>>>

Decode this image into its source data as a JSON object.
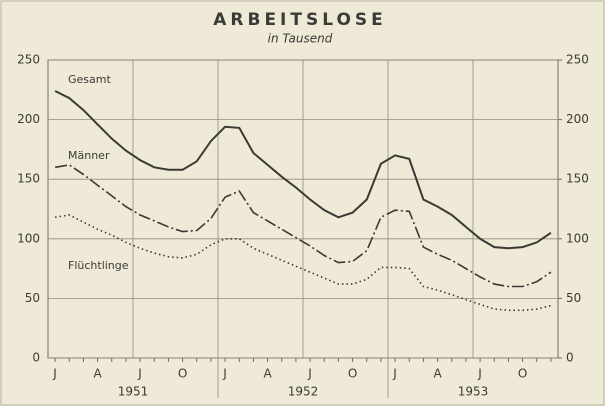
{
  "chart_data": {
    "type": "line",
    "title": "ARBEITSLOSE",
    "subtitle": "in Tausend",
    "categories": [
      "J",
      null,
      null,
      "A",
      null,
      null,
      "J",
      null,
      null,
      "O",
      null,
      null,
      "J",
      null,
      null,
      "A",
      null,
      null,
      "J",
      null,
      null,
      "O",
      null,
      null,
      "J",
      null,
      null,
      "A",
      null,
      null,
      "J",
      null,
      null,
      "O",
      null,
      null
    ],
    "groups": [
      "1951",
      "1952",
      "1953"
    ],
    "ylim": [
      0,
      250
    ],
    "yticks": [
      0,
      50,
      100,
      150,
      200,
      250
    ],
    "y2lim": [
      0,
      250
    ],
    "y2ticks": [
      0,
      50,
      100,
      150,
      200,
      250
    ],
    "grid": true,
    "series": [
      {
        "name": "Gesamt",
        "color": "#3a3a34",
        "style": "solid",
        "values": [
          224,
          218,
          208,
          196,
          184,
          174,
          166,
          160,
          158,
          158,
          165,
          182,
          194,
          193,
          172,
          162,
          152,
          143,
          133,
          124,
          118,
          122,
          133,
          163,
          170,
          167,
          133,
          127,
          120,
          110,
          100,
          93,
          92,
          93,
          97,
          105
        ]
      },
      {
        "name": "Männer",
        "color": "#3a3a34",
        "style": "dashdot",
        "values": [
          160,
          162,
          154,
          145,
          136,
          127,
          120,
          115,
          110,
          106,
          107,
          117,
          135,
          140,
          122,
          115,
          108,
          101,
          94,
          86,
          80,
          81,
          90,
          118,
          124,
          123,
          93,
          87,
          82,
          75,
          68,
          62,
          60,
          60,
          64,
          72
        ]
      },
      {
        "name": "Flüchtlinge",
        "color": "#3a3a34",
        "style": "dotted",
        "values": [
          118,
          120,
          114,
          108,
          103,
          97,
          92,
          88,
          85,
          84,
          87,
          95,
          100,
          100,
          92,
          87,
          82,
          77,
          72,
          67,
          62,
          62,
          66,
          76,
          76,
          75,
          60,
          57,
          53,
          49,
          45,
          41,
          40,
          40,
          41,
          44
        ]
      }
    ]
  }
}
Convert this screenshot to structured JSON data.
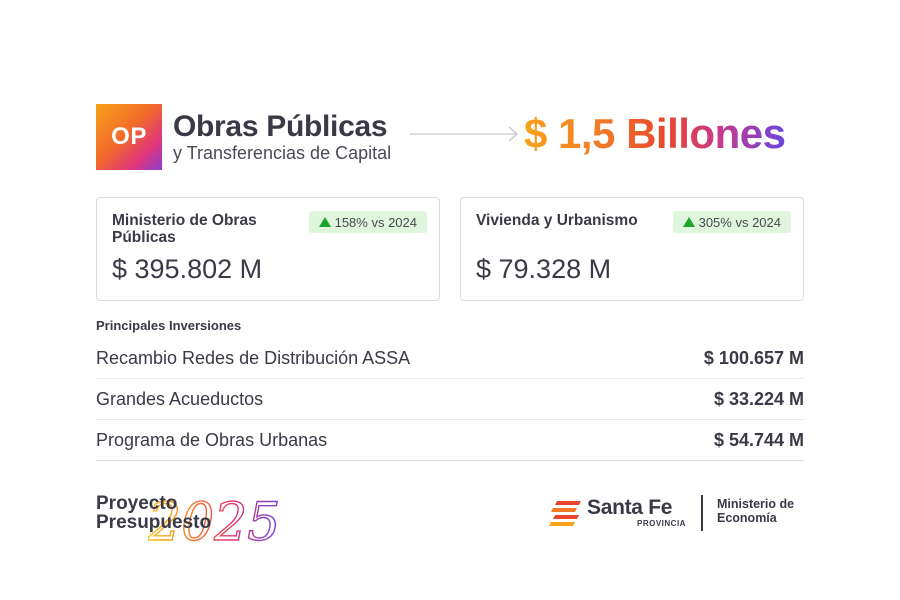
{
  "header": {
    "badge": "OP",
    "title": "Obras Públicas",
    "subtitle": "y Transferencias de Capital",
    "total": "$ 1,5 Billones"
  },
  "cards": [
    {
      "label": "Ministerio de Obras Públicas",
      "change": "158% vs 2024",
      "amount": "$ 395.802 M"
    },
    {
      "label": "Vivienda y Urbanismo",
      "change": "305% vs 2024",
      "amount": "$ 79.328 M"
    }
  ],
  "investments": {
    "heading": "Principales Inversiones",
    "rows": [
      {
        "name": "Recambio Redes de Distribución ASSA",
        "value": "$ 100.657 M"
      },
      {
        "name": "Grandes Acueductos",
        "value": "$ 33.224 M"
      },
      {
        "name": "Programa de Obras Urbanas",
        "value": "$ 54.744 M"
      }
    ]
  },
  "footer": {
    "proyecto_line1": "Proyecto",
    "proyecto_line2": "Presupuesto",
    "year": "2025",
    "province_name": "Santa Fe",
    "province_label": "PROVINCIA",
    "ministry_line1": "Ministerio de",
    "ministry_line2": "Economía"
  },
  "colors": {
    "text": "#3a3a46",
    "up_arrow": "#1ba52d",
    "badge_bg": "#dff5dc",
    "gradient_start": "#f7a21b",
    "gradient_end": "#6a46dd"
  },
  "icons": [
    "up-triangle-icon",
    "arrow-right-icon",
    "santa-fe-flag-logo"
  ]
}
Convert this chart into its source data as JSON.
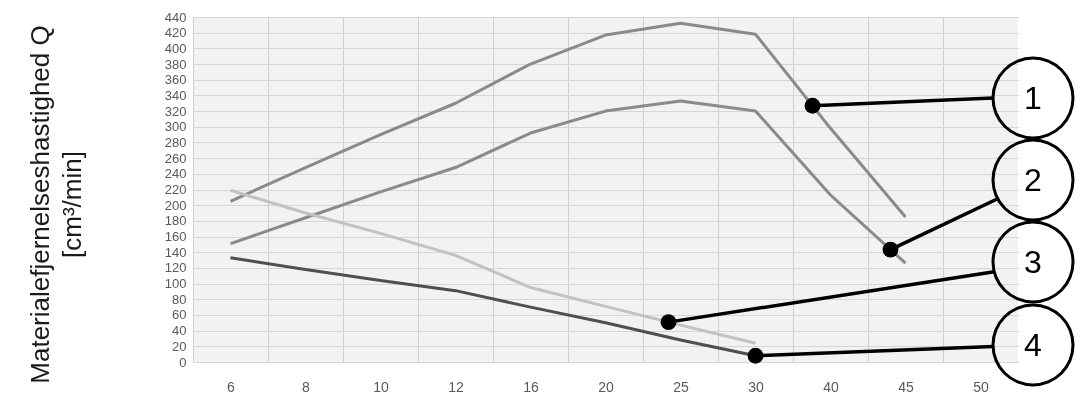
{
  "chart_data": {
    "type": "line",
    "ylabel": "Materialefjernelseshastighed Q [cm³/min]",
    "categories": [
      "6",
      "8",
      "10",
      "12",
      "16",
      "20",
      "25",
      "30",
      "40",
      "45",
      "50"
    ],
    "series": [
      {
        "name": "1",
        "color": "#8a8a8a",
        "values": [
          205,
          248,
          290,
          330,
          380,
          417,
          432,
          418,
          298,
          185,
          null
        ]
      },
      {
        "name": "2",
        "color": "#8a8a8a",
        "values": [
          151,
          184,
          217,
          248,
          292,
          320,
          333,
          320,
          213,
          126,
          null
        ]
      },
      {
        "name": "3",
        "color": "#c2c2c2",
        "values": [
          219,
          190,
          164,
          136,
          95,
          71,
          47,
          24,
          null,
          null,
          null
        ]
      },
      {
        "name": "4",
        "color": "#4f4f4f",
        "values": [
          133,
          118,
          104,
          91,
          70,
          50,
          28,
          8,
          null,
          null,
          null
        ]
      }
    ],
    "ylim": [
      0,
      440
    ],
    "yticks": [
      0,
      20,
      40,
      60,
      80,
      100,
      120,
      140,
      160,
      180,
      200,
      220,
      240,
      260,
      280,
      300,
      320,
      340,
      360,
      380,
      400,
      420,
      440
    ],
    "grid": true,
    "line_style": "solid"
  }
}
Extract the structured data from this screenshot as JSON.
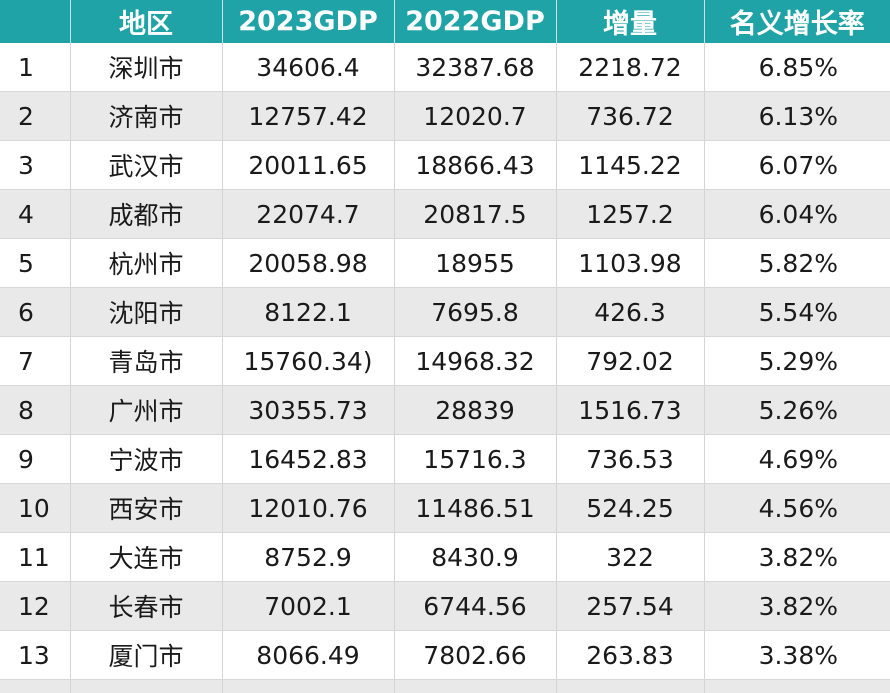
{
  "table": {
    "headers": [
      "",
      "地区",
      "2023GDP",
      "2022GDP",
      "增量",
      "名义增长率"
    ],
    "rows": [
      [
        "1",
        "深圳市",
        "34606.4",
        "32387.68",
        "2218.72",
        "6.85%"
      ],
      [
        "2",
        "济南市",
        "12757.42",
        "12020.7",
        "736.72",
        "6.13%"
      ],
      [
        "3",
        "武汉市",
        "20011.65",
        "18866.43",
        "1145.22",
        "6.07%"
      ],
      [
        "4",
        "成都市",
        "22074.7",
        "20817.5",
        "1257.2",
        "6.04%"
      ],
      [
        "5",
        "杭州市",
        "20058.98",
        "18955",
        "1103.98",
        "5.82%"
      ],
      [
        "6",
        "沈阳市",
        "8122.1",
        "7695.8",
        "426.3",
        "5.54%"
      ],
      [
        "7",
        "青岛市",
        "15760.34)",
        "14968.32",
        "792.02",
        "5.29%"
      ],
      [
        "8",
        "广州市",
        "30355.73",
        "28839",
        "1516.73",
        "5.26%"
      ],
      [
        "9",
        "宁波市",
        "16452.83",
        "15716.3",
        "736.53",
        "4.69%"
      ],
      [
        "10",
        "西安市",
        "12010.76",
        "11486.51",
        "524.25",
        "4.56%"
      ],
      [
        "11",
        "大连市",
        "8752.9",
        "8430.9",
        "322",
        "3.82%"
      ],
      [
        "12",
        "长春市",
        "7002.1",
        "6744.56",
        "257.54",
        "3.82%"
      ],
      [
        "13",
        "厦门市",
        "8066.49",
        "7802.66",
        "263.83",
        "3.38%"
      ]
    ]
  },
  "colors": {
    "header_bg": "#1fa3a6",
    "header_text": "#ffffff",
    "stripe": "#e9e9e9"
  }
}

<<<

Copy all the data exactly as written, but skip any picture.

Decode this image into its source data as a JSON object.
{
  "chart_data": {
    "type": "line",
    "title": "ARBEITSLOSE",
    "subtitle": "in Tausend",
    "categories": [
      "J",
      null,
      null,
      "A",
      null,
      null,
      "J",
      null,
      null,
      "O",
      null,
      null,
      "J",
      null,
      null,
      "A",
      null,
      null,
      "J",
      null,
      null,
      "O",
      null,
      null,
      "J",
      null,
      null,
      "A",
      null,
      null,
      "J",
      null,
      null,
      "O",
      null,
      null
    ],
    "groups": [
      "1951",
      "1952",
      "1953"
    ],
    "ylim": [
      0,
      250
    ],
    "yticks": [
      0,
      50,
      100,
      150,
      200,
      250
    ],
    "y2lim": [
      0,
      250
    ],
    "y2ticks": [
      0,
      50,
      100,
      150,
      200,
      250
    ],
    "grid": true,
    "series": [
      {
        "name": "Gesamt",
        "color": "#3a3a34",
        "style": "solid",
        "values": [
          224,
          218,
          208,
          196,
          184,
          174,
          166,
          160,
          158,
          158,
          165,
          182,
          194,
          193,
          172,
          162,
          152,
          143,
          133,
          124,
          118,
          122,
          133,
          163,
          170,
          167,
          133,
          127,
          120,
          110,
          100,
          93,
          92,
          93,
          97,
          105
        ]
      },
      {
        "name": "Männer",
        "color": "#3a3a34",
        "style": "dashdot",
        "values": [
          160,
          162,
          154,
          145,
          136,
          127,
          120,
          115,
          110,
          106,
          107,
          117,
          135,
          140,
          122,
          115,
          108,
          101,
          94,
          86,
          80,
          81,
          90,
          118,
          124,
          123,
          93,
          87,
          82,
          75,
          68,
          62,
          60,
          60,
          64,
          72
        ]
      },
      {
        "name": "Flüchtlinge",
        "color": "#3a3a34",
        "style": "dotted",
        "values": [
          118,
          120,
          114,
          108,
          103,
          97,
          92,
          88,
          85,
          84,
          87,
          95,
          100,
          100,
          92,
          87,
          82,
          77,
          72,
          67,
          62,
          62,
          66,
          76,
          76,
          75,
          60,
          57,
          53,
          49,
          45,
          41,
          40,
          40,
          41,
          44
        ]
      }
    ]
  }
}
Convert this screenshot to structured JSON data.
{
  "header": {
    "badge": "OP",
    "title": "Obras Públicas",
    "subtitle": "y Transferencias de Capital",
    "total": "$ 1,5 Billones"
  },
  "cards": [
    {
      "label": "Ministerio de Obras Públicas",
      "change": "158% vs 2024",
      "amount": "$ 395.802 M"
    },
    {
      "label": "Vivienda y Urbanismo",
      "change": "305% vs 2024",
      "amount": "$ 79.328 M"
    }
  ],
  "investments": {
    "heading": "Principales Inversiones",
    "rows": [
      {
        "name": "Recambio Redes de Distribución ASSA",
        "value": "$ 100.657 M"
      },
      {
        "name": "Grandes Acueductos",
        "value": "$ 33.224 M"
      },
      {
        "name": "Programa de Obras Urbanas",
        "value": "$ 54.744 M"
      }
    ]
  },
  "footer": {
    "proyecto_line1": "Proyecto",
    "proyecto_line2": "Presupuesto",
    "year": "2025",
    "province_name": "Santa Fe",
    "province_label": "PROVINCIA",
    "ministry_line1": "Ministerio de",
    "ministry_line2": "Economía"
  },
  "colors": {
    "text": "#3a3a46",
    "up_arrow": "#1ba52d",
    "badge_bg": "#dff5dc",
    "gradient_start": "#f7a21b",
    "gradient_end": "#6a46dd"
  },
  "icons": [
    "up-triangle-icon",
    "arrow-right-icon",
    "santa-fe-flag-logo"
  ]
}
Convert this chart into its source data as JSON.
{
  "chart_data": {
    "type": "line",
    "ylabel": "Materialefjernelseshastighed Q [cm³/min]",
    "categories": [
      "6",
      "8",
      "10",
      "12",
      "16",
      "20",
      "25",
      "30",
      "40",
      "45",
      "50"
    ],
    "series": [
      {
        "name": "1",
        "color": "#8a8a8a",
        "values": [
          205,
          248,
          290,
          330,
          380,
          417,
          432,
          418,
          298,
          185,
          null
        ]
      },
      {
        "name": "2",
        "color": "#8a8a8a",
        "values": [
          151,
          184,
          217,
          248,
          292,
          320,
          333,
          320,
          213,
          126,
          null
        ]
      },
      {
        "name": "3",
        "color": "#c2c2c2",
        "values": [
          219,
          190,
          164,
          136,
          95,
          71,
          47,
          24,
          null,
          null,
          null
        ]
      },
      {
        "name": "4",
        "color": "#4f4f4f",
        "values": [
          133,
          118,
          104,
          91,
          70,
          50,
          28,
          8,
          null,
          null,
          null
        ]
      }
    ],
    "ylim": [
      0,
      440
    ],
    "yticks": [
      0,
      20,
      40,
      60,
      80,
      100,
      120,
      140,
      160,
      180,
      200,
      220,
      240,
      260,
      280,
      300,
      320,
      340,
      360,
      380,
      400,
      420,
      440
    ],
    "grid": true,
    "line_style": "solid"
  }
}
Extract the structured data from this screenshot as JSON.
{
  "table": {
    "headers": [
      "",
      "地区",
      "2023GDP",
      "2022GDP",
      "增量",
      "名义增长率"
    ],
    "rows": [
      [
        "1",
        "深圳市",
        "34606.4",
        "32387.68",
        "2218.72",
        "6.85%"
      ],
      [
        "2",
        "济南市",
        "12757.42",
        "12020.7",
        "736.72",
        "6.13%"
      ],
      [
        "3",
        "武汉市",
        "20011.65",
        "18866.43",
        "1145.22",
        "6.07%"
      ],
      [
        "4",
        "成都市",
        "22074.7",
        "20817.5",
        "1257.2",
        "6.04%"
      ],
      [
        "5",
        "杭州市",
        "20058.98",
        "18955",
        "1103.98",
        "5.82%"
      ],
      [
        "6",
        "沈阳市",
        "8122.1",
        "7695.8",
        "426.3",
        "5.54%"
      ],
      [
        "7",
        "青岛市",
        "15760.34)",
        "14968.32",
        "792.02",
        "5.29%"
      ],
      [
        "8",
        "广州市",
        "30355.73",
        "28839",
        "1516.73",
        "5.26%"
      ],
      [
        "9",
        "宁波市",
        "16452.83",
        "15716.3",
        "736.53",
        "4.69%"
      ],
      [
        "10",
        "西安市",
        "12010.76",
        "11486.51",
        "524.25",
        "4.56%"
      ],
      [
        "11",
        "大连市",
        "8752.9",
        "8430.9",
        "322",
        "3.82%"
      ],
      [
        "12",
        "长春市",
        "7002.1",
        "6744.56",
        "257.54",
        "3.82%"
      ],
      [
        "13",
        "厦门市",
        "8066.49",
        "7802.66",
        "263.83",
        "3.38%"
      ]
    ]
  },
  "colors": {
    "header_bg": "#1fa3a6",
    "header_text": "#ffffff",
    "stripe": "#e9e9e9"
  }
}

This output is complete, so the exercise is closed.